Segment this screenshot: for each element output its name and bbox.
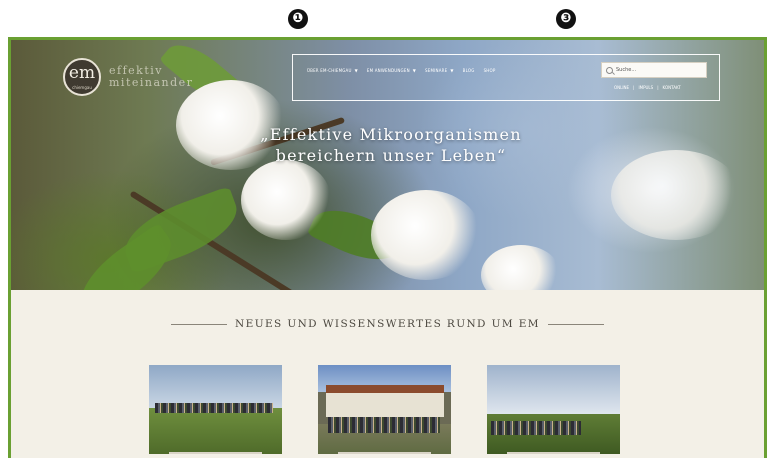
menu-item-shop[interactable]: SHOP (484, 68, 496, 73)
search-input[interactable] (616, 64, 706, 76)
card-caption (338, 452, 431, 454)
blossom-image (611, 150, 741, 240)
utility-links: ONLINE | IMPULS | KONTAKT (614, 85, 681, 90)
logo-mark-subtext: chiemgau (72, 85, 92, 90)
annotation-marker-3: ❸ (556, 9, 576, 29)
hero-headline-line-2: bereichern unser Leben“ (275, 146, 507, 165)
site-logo[interactable]: em chiemgau effektiv miteinander (63, 58, 193, 96)
logo-mark: em chiemgau (63, 58, 101, 96)
menu-item-seminare[interactable]: SEMINARE ▼ (425, 68, 454, 73)
divider: | (657, 85, 659, 90)
chevron-down-icon: ▼ (412, 68, 417, 73)
news-card-image[interactable] (149, 365, 282, 454)
card-caption (507, 452, 600, 454)
blossom-image (241, 160, 331, 240)
blossom-image (481, 245, 561, 290)
menu-item-label: SEMINARE (425, 68, 448, 73)
header-navigation-highlight: ÜBER EM-CHIEMGAU ▼ EM ANWENDUNGEN ▼ SEMI… (292, 54, 720, 101)
chevron-down-icon: ▼ (450, 68, 454, 73)
group-image (328, 417, 440, 433)
section-heading-row: NEUES UND WISSENSWERTES RUND UM EM (11, 318, 764, 330)
menu-item-label: EM ANWENDUNGEN (366, 68, 410, 73)
menu-item-ueber-em-chiemgau[interactable]: ÜBER EM-CHIEMGAU ▼ (307, 68, 358, 73)
menu-item-em-anwendungen[interactable]: EM ANWENDUNGEN ▼ (367, 68, 416, 73)
menu-item-label: ÜBER EM-CHIEMGAU (307, 68, 352, 73)
search-icon[interactable] (606, 66, 613, 74)
divider: | (633, 85, 635, 90)
group-image (491, 421, 581, 435)
menu-item-label: SHOP (483, 68, 496, 73)
chevron-down-icon: ▼ (354, 68, 358, 73)
field-image (149, 407, 282, 454)
divider (547, 323, 604, 325)
util-link-online[interactable]: ONLINE (614, 85, 629, 90)
building-image (326, 385, 444, 417)
sky-image (487, 365, 620, 414)
logo-wordmark: effektiv miteinander (109, 65, 193, 89)
sky-image (149, 365, 282, 408)
main-menu: ÜBER EM-CHIEMGAU ▼ EM ANWENDUNGEN ▼ SEMI… (307, 68, 495, 73)
search-box (601, 62, 707, 78)
blossom-image (371, 190, 481, 280)
news-card-image[interactable] (487, 365, 620, 454)
news-section: NEUES UND WISSENSWERTES RUND UM EM (11, 290, 764, 458)
news-card-image[interactable] (318, 365, 451, 454)
annotation-marker-1: ❶ (288, 9, 308, 29)
card-caption (169, 452, 262, 454)
divider (171, 323, 228, 325)
section-heading: NEUES UND WISSENSWERTES RUND UM EM (235, 318, 540, 330)
logo-mark-text: em (68, 63, 96, 83)
util-link-impuls[interactable]: IMPULS (638, 85, 653, 90)
hero-banner: em chiemgau effektiv miteinander ÜBER EM… (11, 40, 764, 290)
menu-item-label: BLOG (462, 68, 475, 73)
logo-line-2: miteinander (109, 76, 194, 89)
hero-headline: „Effektive Mikroorganismen bereichern un… (191, 124, 591, 166)
website-frame: em chiemgau effektiv miteinander ÜBER EM… (8, 37, 767, 458)
util-link-kontakt[interactable]: KONTAKT (663, 85, 681, 90)
hero-headline-line-1: „Effektive Mikroorganismen (260, 125, 522, 144)
group-image (155, 403, 273, 413)
menu-item-blog[interactable]: BLOG (463, 68, 475, 73)
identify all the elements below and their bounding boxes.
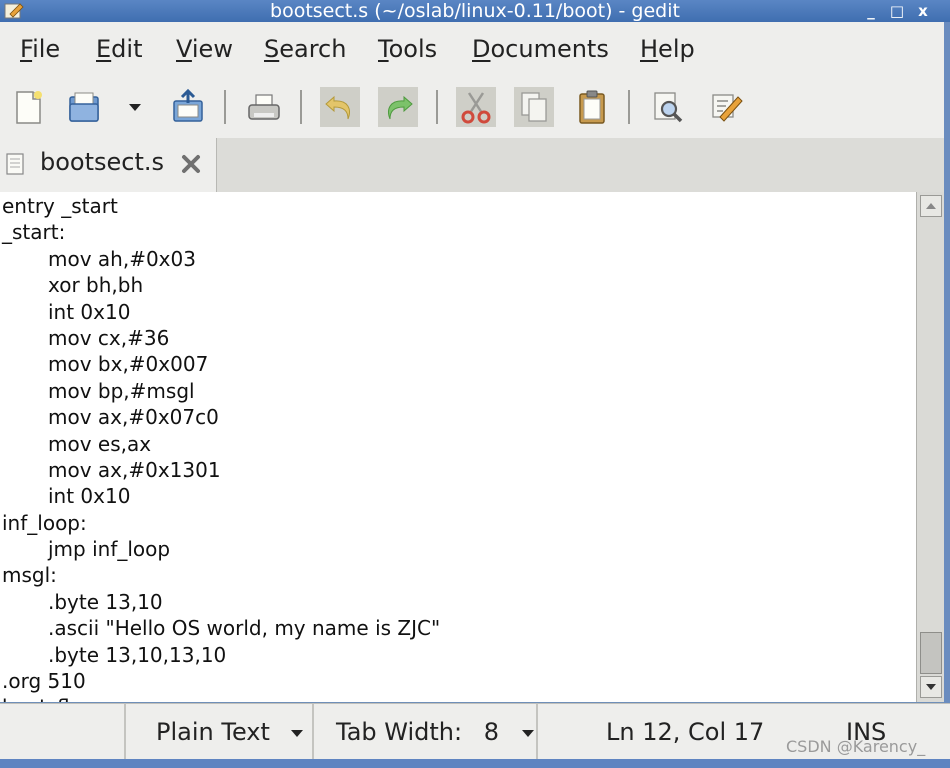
title-bar: bootsect.s (~/oslab/linux-0.11/boot) - g… bbox=[0, 0, 950, 22]
chevron-down-icon bbox=[521, 730, 534, 737]
toolbar-separator bbox=[436, 90, 438, 124]
menu-help[interactable]: Help bbox=[640, 32, 695, 66]
replace-icon[interactable] bbox=[706, 87, 746, 127]
code-line: inf_loop: bbox=[2, 510, 87, 535]
tab-bootsect-s[interactable]: bootsect.s bbox=[0, 138, 217, 192]
close-window-button[interactable]: x bbox=[912, 1, 934, 21]
redo-icon[interactable] bbox=[378, 87, 418, 127]
code-line: _start: bbox=[2, 220, 66, 245]
menu-bar: File Edit View Search Tools Documents He… bbox=[0, 22, 950, 78]
code-line: entry _start bbox=[2, 194, 118, 218]
find-icon[interactable] bbox=[648, 87, 688, 127]
language-selector[interactable]: Plain Text bbox=[156, 717, 304, 747]
code-line: mov ax,#0x07c0 bbox=[48, 405, 219, 430]
text-file-icon bbox=[6, 153, 24, 175]
toolbar-separator bbox=[300, 90, 302, 124]
tab-label: bootsect.s bbox=[40, 148, 165, 176]
toolbar-separator bbox=[628, 90, 630, 124]
minimize-button[interactable]: _ bbox=[860, 1, 882, 21]
code-line: mov bp,#msgl bbox=[48, 378, 195, 403]
code-line: int 0x10 bbox=[48, 299, 131, 324]
toolbar-separator bbox=[224, 90, 226, 124]
save-icon[interactable] bbox=[168, 87, 208, 127]
code-line: int 0x10 bbox=[48, 484, 131, 509]
watermark: CSDN @Karency_ bbox=[786, 737, 926, 756]
code-line: mov ax,#0x1301 bbox=[48, 457, 221, 482]
menu-file[interactable]: File bbox=[20, 32, 60, 66]
vertical-scrollbar[interactable] bbox=[916, 192, 945, 702]
code-line: mov es,ax bbox=[48, 431, 152, 456]
language-label: Plain Text bbox=[156, 718, 270, 746]
window-bottom-border bbox=[0, 759, 950, 768]
code-line: boot_flag: bbox=[2, 694, 440, 702]
statusbar-separator bbox=[536, 704, 538, 760]
code-line: msgl: bbox=[2, 563, 57, 588]
menu-documents[interactable]: Documents bbox=[472, 32, 609, 66]
scroll-up-icon bbox=[926, 203, 936, 209]
code-line: .byte 13,10 bbox=[48, 589, 163, 614]
menu-edit[interactable]: Edit bbox=[96, 32, 142, 66]
copy-icon[interactable] bbox=[514, 87, 554, 127]
menu-search[interactable]: Search bbox=[264, 32, 346, 66]
statusbar-separator bbox=[312, 704, 314, 760]
tab-width-value: 8 bbox=[483, 718, 499, 746]
code-line: xor bh,bh bbox=[48, 273, 144, 298]
code-line: .byte 13,10,13,10 bbox=[48, 642, 227, 667]
code-line: .org 510 bbox=[2, 669, 86, 694]
cursor-position: Ln 12, Col 17 bbox=[606, 718, 765, 746]
print-icon[interactable] bbox=[244, 87, 284, 127]
undo-icon[interactable] bbox=[320, 87, 360, 127]
maximize-button[interactable]: □ bbox=[886, 1, 908, 21]
window-title: bootsect.s (~/oslab/linux-0.11/boot) - g… bbox=[270, 0, 680, 22]
chevron-down-icon bbox=[290, 730, 303, 737]
scroll-down-button[interactable] bbox=[920, 676, 942, 698]
toolbar bbox=[0, 78, 950, 139]
paste-icon[interactable] bbox=[572, 87, 612, 127]
scroll-up-button[interactable] bbox=[920, 195, 942, 217]
window-border bbox=[944, 22, 950, 768]
text-editor-area[interactable]: entry _start _start: mov ah,#0x03 xor bh,bh… bbox=[0, 192, 916, 702]
code-line: .ascii "Hello OS world, my name is ZJC" bbox=[48, 616, 441, 641]
code-line: mov bx,#0x007 bbox=[48, 352, 209, 377]
menu-tools[interactable]: Tools bbox=[378, 32, 437, 66]
new-document-icon[interactable] bbox=[8, 87, 48, 127]
scrollbar-thumb[interactable] bbox=[920, 632, 942, 674]
menu-view[interactable]: View bbox=[176, 32, 233, 66]
code-line: jmp inf_loop bbox=[48, 537, 171, 562]
code-text: entry _start _start: mov ah,#0x03 xor bh,bh… bbox=[2, 193, 440, 702]
scroll-down-icon bbox=[926, 684, 936, 690]
document-tab-strip: bootsect.s bbox=[0, 138, 950, 193]
close-icon[interactable] bbox=[180, 153, 202, 175]
cut-icon[interactable] bbox=[456, 87, 496, 127]
tab-width-label: Tab Width: bbox=[336, 718, 463, 746]
tab-width-selector[interactable]: Tab Width: 8 bbox=[336, 717, 535, 747]
statusbar-separator bbox=[124, 704, 126, 760]
open-icon[interactable] bbox=[64, 87, 104, 127]
code-line: mov ah,#0x03 bbox=[48, 246, 196, 271]
open-dropdown-icon[interactable] bbox=[126, 98, 144, 116]
code-line: mov cx,#36 bbox=[48, 325, 170, 350]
++++
Direction:
Gather every line of the listing that contains the word "item".

Correct answer:
menu-item-shop[interactable]: SHOP (484, 68, 496, 73)
menu-item-seminare[interactable]: SEMINARE ▼ (425, 68, 454, 73)
menu-item-label: SEMINARE (425, 68, 448, 73)
menu-item-label: EM ANWENDUNGEN (366, 68, 410, 73)
menu-item-ueber-em-chiemgau[interactable]: ÜBER EM-CHIEMGAU ▼ (307, 68, 358, 73)
menu-item-em-anwendungen[interactable]: EM ANWENDUNGEN ▼ (367, 68, 416, 73)
menu-item-label: ÜBER EM-CHIEMGAU (307, 68, 352, 73)
menu-item-label: SHOP (483, 68, 496, 73)
menu-item-label: BLOG (462, 68, 475, 73)
menu-item-blog[interactable]: BLOG (463, 68, 475, 73)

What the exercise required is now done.